What you will do: Make an exact copy of the lines, leaving the pictures out.

[Extracted records]
►

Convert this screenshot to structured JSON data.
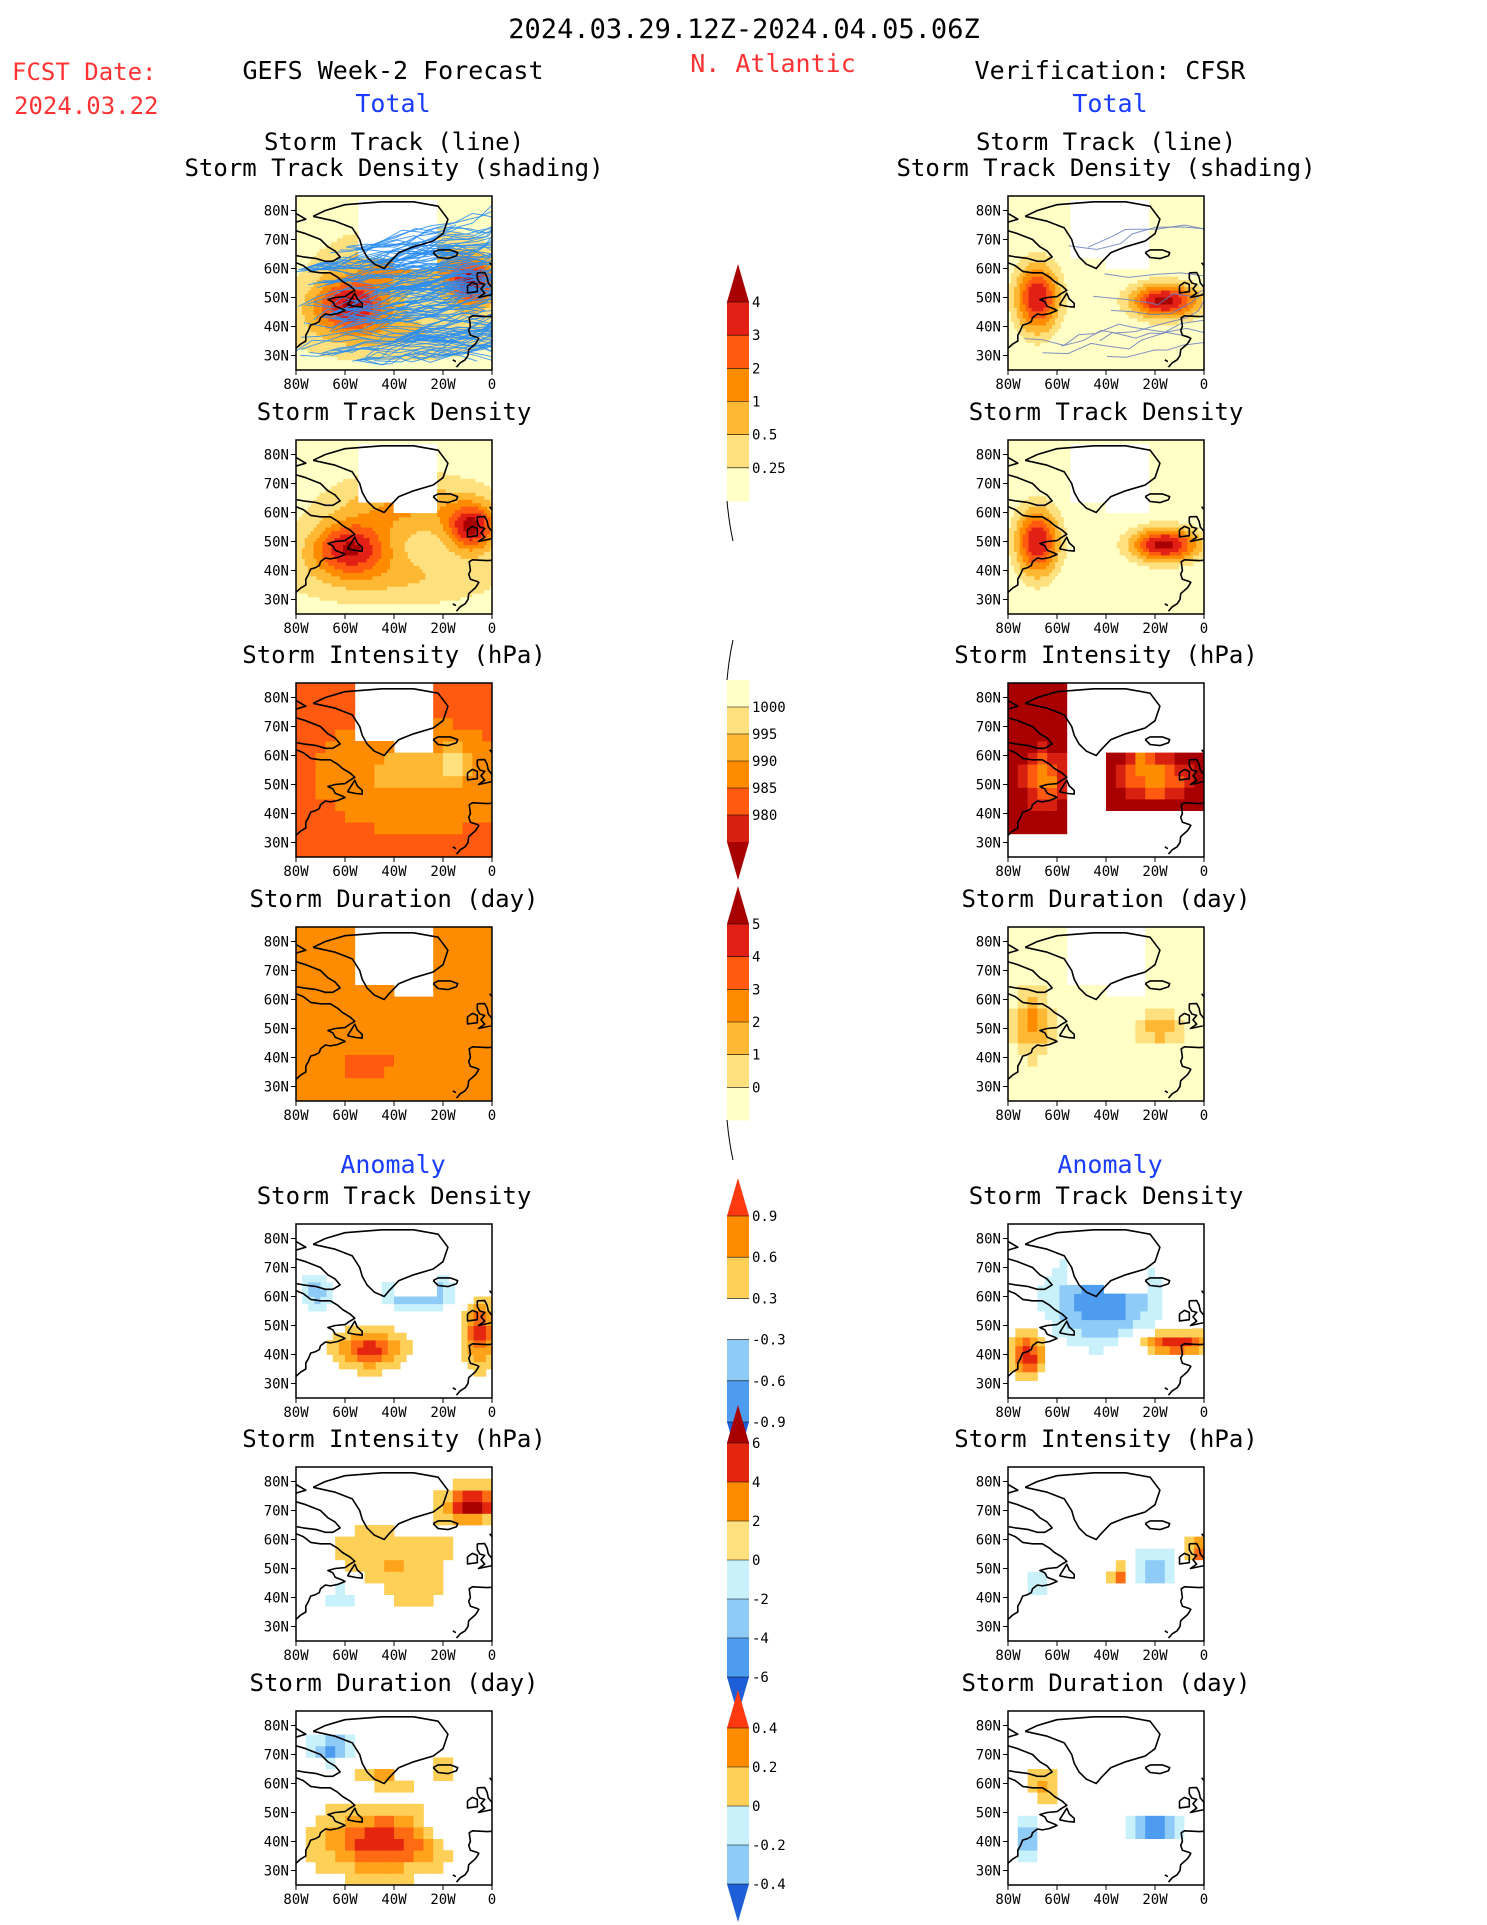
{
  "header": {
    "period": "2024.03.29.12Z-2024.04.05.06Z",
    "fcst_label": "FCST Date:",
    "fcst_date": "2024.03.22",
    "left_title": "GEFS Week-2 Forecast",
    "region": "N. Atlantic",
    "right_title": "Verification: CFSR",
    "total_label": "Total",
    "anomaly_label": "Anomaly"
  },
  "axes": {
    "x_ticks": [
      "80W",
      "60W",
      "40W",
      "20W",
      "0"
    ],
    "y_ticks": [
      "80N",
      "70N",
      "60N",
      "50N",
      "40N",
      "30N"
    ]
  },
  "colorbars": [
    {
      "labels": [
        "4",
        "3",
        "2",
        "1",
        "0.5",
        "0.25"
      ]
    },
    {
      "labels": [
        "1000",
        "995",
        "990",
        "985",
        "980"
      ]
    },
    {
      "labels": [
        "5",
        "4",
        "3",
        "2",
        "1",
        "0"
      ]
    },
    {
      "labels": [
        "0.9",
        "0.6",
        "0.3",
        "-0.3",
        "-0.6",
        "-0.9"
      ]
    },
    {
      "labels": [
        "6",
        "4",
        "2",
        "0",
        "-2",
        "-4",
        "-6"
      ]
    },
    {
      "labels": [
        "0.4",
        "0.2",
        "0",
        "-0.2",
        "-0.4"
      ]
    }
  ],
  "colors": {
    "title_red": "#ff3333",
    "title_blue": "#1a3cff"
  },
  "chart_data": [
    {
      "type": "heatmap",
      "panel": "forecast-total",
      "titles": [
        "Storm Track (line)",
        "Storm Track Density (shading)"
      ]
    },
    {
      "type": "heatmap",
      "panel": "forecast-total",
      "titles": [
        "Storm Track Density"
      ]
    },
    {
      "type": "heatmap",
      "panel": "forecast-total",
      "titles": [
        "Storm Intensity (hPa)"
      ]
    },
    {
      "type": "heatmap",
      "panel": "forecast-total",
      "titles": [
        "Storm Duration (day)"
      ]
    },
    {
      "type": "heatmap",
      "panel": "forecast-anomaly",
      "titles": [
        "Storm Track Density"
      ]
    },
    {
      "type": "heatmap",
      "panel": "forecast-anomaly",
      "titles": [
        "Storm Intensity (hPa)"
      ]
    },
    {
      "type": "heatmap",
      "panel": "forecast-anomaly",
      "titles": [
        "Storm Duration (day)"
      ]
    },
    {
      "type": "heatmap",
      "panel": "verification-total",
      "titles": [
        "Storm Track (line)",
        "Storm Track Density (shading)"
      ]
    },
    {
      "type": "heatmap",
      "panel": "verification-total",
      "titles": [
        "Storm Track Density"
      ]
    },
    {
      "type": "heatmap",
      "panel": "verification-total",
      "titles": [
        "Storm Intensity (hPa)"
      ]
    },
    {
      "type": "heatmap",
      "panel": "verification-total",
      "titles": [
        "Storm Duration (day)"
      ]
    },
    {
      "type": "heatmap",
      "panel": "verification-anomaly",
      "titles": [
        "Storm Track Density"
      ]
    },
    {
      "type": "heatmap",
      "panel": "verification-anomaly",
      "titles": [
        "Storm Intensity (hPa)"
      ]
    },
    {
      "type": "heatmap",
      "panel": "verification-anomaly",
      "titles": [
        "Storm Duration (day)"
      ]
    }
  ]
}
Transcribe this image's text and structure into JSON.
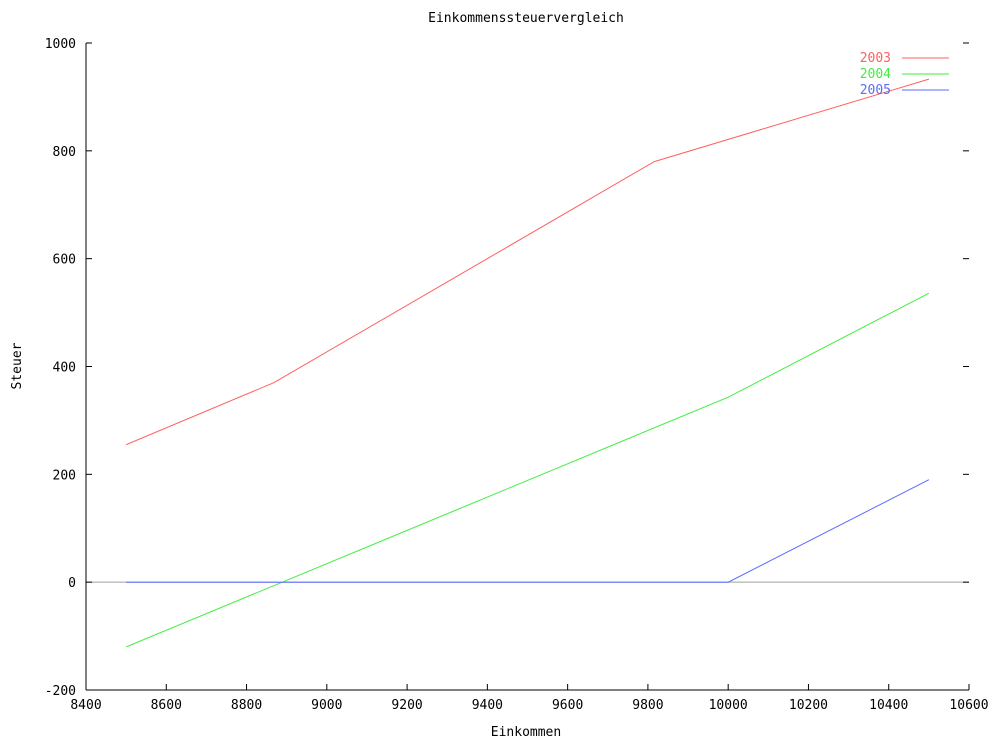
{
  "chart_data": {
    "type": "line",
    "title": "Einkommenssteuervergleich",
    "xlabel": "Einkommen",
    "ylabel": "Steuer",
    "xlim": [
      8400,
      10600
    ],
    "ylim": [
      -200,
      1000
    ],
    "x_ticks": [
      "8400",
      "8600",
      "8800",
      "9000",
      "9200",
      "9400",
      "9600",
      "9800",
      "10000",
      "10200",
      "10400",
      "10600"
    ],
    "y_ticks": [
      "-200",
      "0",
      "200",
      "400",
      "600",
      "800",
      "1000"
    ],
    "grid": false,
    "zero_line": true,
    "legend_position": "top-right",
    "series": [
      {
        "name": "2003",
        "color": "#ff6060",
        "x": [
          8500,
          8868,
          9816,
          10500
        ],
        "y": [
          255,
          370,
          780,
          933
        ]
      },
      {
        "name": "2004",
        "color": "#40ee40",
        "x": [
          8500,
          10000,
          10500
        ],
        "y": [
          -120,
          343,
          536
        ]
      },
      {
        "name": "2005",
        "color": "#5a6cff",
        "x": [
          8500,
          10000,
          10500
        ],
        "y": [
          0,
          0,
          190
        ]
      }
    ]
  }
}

◄

Answer to the exercise:
Convert this screenshot to structured JSON data.
{
  "header": {
    "period": "2024.03.29.12Z-2024.04.05.06Z",
    "fcst_label": "FCST Date:",
    "fcst_date": "2024.03.22",
    "left_title": "GEFS Week-2 Forecast",
    "region": "N. Atlantic",
    "right_title": "Verification: CFSR",
    "total_label": "Total",
    "anomaly_label": "Anomaly"
  },
  "axes": {
    "x_ticks": [
      "80W",
      "60W",
      "40W",
      "20W",
      "0"
    ],
    "y_ticks": [
      "80N",
      "70N",
      "60N",
      "50N",
      "40N",
      "30N"
    ]
  },
  "colorbars": [
    {
      "labels": [
        "4",
        "3",
        "2",
        "1",
        "0.5",
        "0.25"
      ]
    },
    {
      "labels": [
        "1000",
        "995",
        "990",
        "985",
        "980"
      ]
    },
    {
      "labels": [
        "5",
        "4",
        "3",
        "2",
        "1",
        "0"
      ]
    },
    {
      "labels": [
        "0.9",
        "0.6",
        "0.3",
        "-0.3",
        "-0.6",
        "-0.9"
      ]
    },
    {
      "labels": [
        "6",
        "4",
        "2",
        "0",
        "-2",
        "-4",
        "-6"
      ]
    },
    {
      "labels": [
        "0.4",
        "0.2",
        "0",
        "-0.2",
        "-0.4"
      ]
    }
  ],
  "colors": {
    "title_red": "#ff3333",
    "title_blue": "#1a3cff"
  },
  "chart_data": [
    {
      "type": "heatmap",
      "panel": "forecast-total",
      "titles": [
        "Storm Track (line)",
        "Storm Track Density (shading)"
      ]
    },
    {
      "type": "heatmap",
      "panel": "forecast-total",
      "titles": [
        "Storm Track Density"
      ]
    },
    {
      "type": "heatmap",
      "panel": "forecast-total",
      "titles": [
        "Storm Intensity (hPa)"
      ]
    },
    {
      "type": "heatmap",
      "panel": "forecast-total",
      "titles": [
        "Storm Duration (day)"
      ]
    },
    {
      "type": "heatmap",
      "panel": "forecast-anomaly",
      "titles": [
        "Storm Track Density"
      ]
    },
    {
      "type": "heatmap",
      "panel": "forecast-anomaly",
      "titles": [
        "Storm Intensity (hPa)"
      ]
    },
    {
      "type": "heatmap",
      "panel": "forecast-anomaly",
      "titles": [
        "Storm Duration (day)"
      ]
    },
    {
      "type": "heatmap",
      "panel": "verification-total",
      "titles": [
        "Storm Track (line)",
        "Storm Track Density (shading)"
      ]
    },
    {
      "type": "heatmap",
      "panel": "verification-total",
      "titles": [
        "Storm Track Density"
      ]
    },
    {
      "type": "heatmap",
      "panel": "verification-total",
      "titles": [
        "Storm Intensity (hPa)"
      ]
    },
    {
      "type": "heatmap",
      "panel": "verification-total",
      "titles": [
        "Storm Duration (day)"
      ]
    },
    {
      "type": "heatmap",
      "panel": "verification-anomaly",
      "titles": [
        "Storm Track Density"
      ]
    },
    {
      "type": "heatmap",
      "panel": "verification-anomaly",
      "titles": [
        "Storm Intensity (hPa)"
      ]
    },
    {
      "type": "heatmap",
      "panel": "verification-anomaly",
      "titles": [
        "Storm Duration (day)"
      ]
    }
  ]
}
Transcribe this image's text and structure into JSON.
{
  "chart_data": {
    "type": "line",
    "title": "Einkommenssteuervergleich",
    "xlabel": "Einkommen",
    "ylabel": "Steuer",
    "xlim": [
      8400,
      10600
    ],
    "ylim": [
      -200,
      1000
    ],
    "x_ticks": [
      "8400",
      "8600",
      "8800",
      "9000",
      "9200",
      "9400",
      "9600",
      "9800",
      "10000",
      "10200",
      "10400",
      "10600"
    ],
    "y_ticks": [
      "-200",
      "0",
      "200",
      "400",
      "600",
      "800",
      "1000"
    ],
    "grid": false,
    "zero_line": true,
    "legend_position": "top-right",
    "series": [
      {
        "name": "2003",
        "color": "#ff6060",
        "x": [
          8500,
          8868,
          9816,
          10500
        ],
        "y": [
          255,
          370,
          780,
          933
        ]
      },
      {
        "name": "2004",
        "color": "#40ee40",
        "x": [
          8500,
          10000,
          10500
        ],
        "y": [
          -120,
          343,
          536
        ]
      },
      {
        "name": "2005",
        "color": "#5a6cff",
        "x": [
          8500,
          10000,
          10500
        ],
        "y": [
          0,
          0,
          190
        ]
      }
    ]
  }
}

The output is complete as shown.